● **RECORD EXTRACTS**:
......

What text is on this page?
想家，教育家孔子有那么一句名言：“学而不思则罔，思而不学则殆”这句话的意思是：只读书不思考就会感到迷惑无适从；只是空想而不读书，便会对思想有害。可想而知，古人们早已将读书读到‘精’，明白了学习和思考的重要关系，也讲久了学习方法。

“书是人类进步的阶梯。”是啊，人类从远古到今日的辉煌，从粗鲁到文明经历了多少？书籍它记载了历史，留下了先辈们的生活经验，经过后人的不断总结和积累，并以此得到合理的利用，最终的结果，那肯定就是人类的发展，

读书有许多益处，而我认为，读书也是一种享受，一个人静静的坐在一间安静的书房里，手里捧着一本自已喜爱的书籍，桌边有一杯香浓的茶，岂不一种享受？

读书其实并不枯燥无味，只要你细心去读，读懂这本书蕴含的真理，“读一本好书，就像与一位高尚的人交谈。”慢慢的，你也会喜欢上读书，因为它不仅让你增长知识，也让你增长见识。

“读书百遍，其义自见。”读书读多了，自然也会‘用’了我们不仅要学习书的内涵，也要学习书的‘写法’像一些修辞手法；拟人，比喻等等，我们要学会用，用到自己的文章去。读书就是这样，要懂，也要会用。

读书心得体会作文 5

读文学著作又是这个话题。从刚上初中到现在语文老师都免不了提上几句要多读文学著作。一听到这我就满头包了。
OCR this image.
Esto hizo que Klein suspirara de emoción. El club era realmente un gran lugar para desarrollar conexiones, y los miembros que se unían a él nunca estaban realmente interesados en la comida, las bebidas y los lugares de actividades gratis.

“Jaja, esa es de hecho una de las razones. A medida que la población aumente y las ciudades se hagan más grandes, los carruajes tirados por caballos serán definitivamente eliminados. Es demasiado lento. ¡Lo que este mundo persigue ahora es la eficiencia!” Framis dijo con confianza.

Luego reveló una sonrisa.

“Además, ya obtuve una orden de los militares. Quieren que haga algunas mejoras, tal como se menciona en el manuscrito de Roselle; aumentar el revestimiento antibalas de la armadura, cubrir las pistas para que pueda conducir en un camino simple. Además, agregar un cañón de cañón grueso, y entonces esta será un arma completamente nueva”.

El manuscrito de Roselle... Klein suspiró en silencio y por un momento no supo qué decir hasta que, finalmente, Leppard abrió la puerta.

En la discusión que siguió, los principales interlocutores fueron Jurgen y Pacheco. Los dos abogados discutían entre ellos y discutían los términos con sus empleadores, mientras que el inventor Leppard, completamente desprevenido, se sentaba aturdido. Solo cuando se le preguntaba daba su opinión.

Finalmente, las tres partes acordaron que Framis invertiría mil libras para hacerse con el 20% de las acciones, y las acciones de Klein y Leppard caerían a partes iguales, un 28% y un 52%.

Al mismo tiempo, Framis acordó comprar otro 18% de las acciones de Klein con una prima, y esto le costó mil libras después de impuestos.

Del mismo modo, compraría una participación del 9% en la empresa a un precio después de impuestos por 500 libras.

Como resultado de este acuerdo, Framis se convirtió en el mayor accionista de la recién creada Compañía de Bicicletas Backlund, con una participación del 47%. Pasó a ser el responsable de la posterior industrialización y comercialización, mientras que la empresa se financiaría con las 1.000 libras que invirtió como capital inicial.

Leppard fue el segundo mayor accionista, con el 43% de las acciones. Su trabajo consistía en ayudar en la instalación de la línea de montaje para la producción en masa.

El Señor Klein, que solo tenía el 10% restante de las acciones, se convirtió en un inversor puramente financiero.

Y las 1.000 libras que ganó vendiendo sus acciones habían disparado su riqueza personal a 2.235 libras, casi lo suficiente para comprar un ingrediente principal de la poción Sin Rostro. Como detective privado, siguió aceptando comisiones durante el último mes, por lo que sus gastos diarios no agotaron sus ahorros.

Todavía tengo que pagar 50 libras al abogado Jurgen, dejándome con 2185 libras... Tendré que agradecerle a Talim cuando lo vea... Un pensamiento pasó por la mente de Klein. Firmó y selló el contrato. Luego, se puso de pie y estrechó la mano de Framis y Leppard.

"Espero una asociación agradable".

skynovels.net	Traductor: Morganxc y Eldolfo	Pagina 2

......

● **EXERCISE BRIEF**: Repeat the records above exactly as they appear.

● **WORKED ANSWER**:
What text is on this page?
想家，教育家孔子有那么一句名言：“学而不思则罔，思而不学则殆”这句话的意思是：只读书不思考就会感到迷惑无适从；只是空想而不读书，便会对思想有害。可想而知，古人们早已将读书读到‘精’，明白了学习和思考的重要关系，也讲久了学习方法。

“书是人类进步的阶梯。”是啊，人类从远古到今日的辉煌，从粗鲁到文明经历了多少？书籍它记载了历史，留下了先辈们的生活经验，经过后人的不断总结和积累，并以此得到合理的利用，最终的结果，那肯定就是人类的发展，

读书有许多益处，而我认为，读书也是一种享受，一个人静静的坐在一间安静的书房里，手里捧着一本自已喜爱的书籍，桌边有一杯香浓的茶，岂不一种享受？

读书其实并不枯燥无味，只要你细心去读，读懂这本书蕴含的真理，“读一本好书，就像与一位高尚的人交谈。”慢慢的，你也会喜欢上读书，因为它不仅让你增长知识，也让你增长见识。

“读书百遍，其义自见。”读书读多了，自然也会‘用’了我们不仅要学习书的内涵，也要学习书的‘写法’像一些修辞手法；拟人，比喻等等，我们要学会用，用到自己的文章去。读书就是这样，要懂，也要会用。

读书心得体会作文 5

读文学著作又是这个话题。从刚上初中到现在语文老师都免不了提上几句要多读文学著作。一听到这我就满头包了。
OCR this image.
Esto hizo que Klein suspirara de emoción. El club era realmente un gran lugar para desarrollar conexiones, y los miembros que se unían a él nunca estaban realmente interesados en la comida, las bebidas y los lugares de actividades gratis.

“Jaja, esa es de hecho una de las razones. A medida que la población aumente y las ciudades se hagan más grandes, los carruajes tirados por caballos serán definitivamente eliminados. Es demasiado lento. ¡Lo que este mundo persigue ahora es la eficiencia!” Framis dijo con confianza.

Luego reveló una sonrisa.

“Además, ya obtuve una orden de los militares. Quieren que haga algunas mejoras, tal como se menciona en el manuscrito de Roselle; aumentar el revestimiento antibalas de la armadura, cubrir las pistas para que pueda conducir en un camino simple. Además, agregar un cañón de cañón grueso, y entonces esta será un arma completamente nueva”.

El manuscrito de Roselle... Klein suspiró en silencio y por un momento no supo qué decir hasta que, finalmente, Leppard abrió la puerta.

En la discusión que siguió, los principales interlocutores fueron Jurgen y Pacheco. Los dos abogados discutían entre ellos y discutían los términos con sus empleadores, mientras que el inventor Leppard, completamente desprevenido, se sentaba aturdido. Solo cuando se le preguntaba daba su opinión.

Finalmente, las tres partes acordaron que Framis invertiría mil libras para hacerse con el 20% de las acciones, y las acciones de Klein y Leppard caerían a partes iguales, un 28% y un 52%.

Al mismo tiempo, Framis acordó comprar otro 18% de las acciones de Klein con una prima, y esto le costó mil libras después de impuestos.

Del mismo modo, compraría una participación del 9% en la empresa a un precio después de impuestos por 500 libras.

Como resultado de este acuerdo, Framis se convirtió en el mayor accionista de la recién creada Compañía de Bicicletas Backlund, con una participación del 47%. Pasó a ser el responsable de la posterior industrialización y comercialización, mientras que la empresa se financiaría con las 1.000 libras que invirtió como capital inicial.

Leppard fue el segundo mayor accionista, con el 43% de las acciones. Su trabajo consistía en ayudar en la instalación de la línea de montaje para la producción en masa.

El Señor Klein, que solo tenía el 10% restante de las acciones, se convirtió en un inversor puramente financiero.

Y las 1.000 libras que ganó vendiendo sus acciones habían disparado su riqueza personal a 2.235 libras, casi lo suficiente para comprar un ingrediente principal de la poción Sin Rostro. Como detective privado, siguió aceptando comisiones durante el último mes, por lo que sus gastos diarios no agotaron sus ahorros.

Todavía tengo que pagar 50 libras al abogado Jurgen, dejándome con 2185 libras... Tendré que agradecerle a Talim cuando lo vea... Un pensamiento pasó por la mente de Klein. Firmó y selló el contrato. Luego, se puso de pie y estrechó la mano de Framis y Leppard.

"Espero una asociación agradable".

skynovels.net	Traductor: Morganxc y Eldolfo	Pagina 2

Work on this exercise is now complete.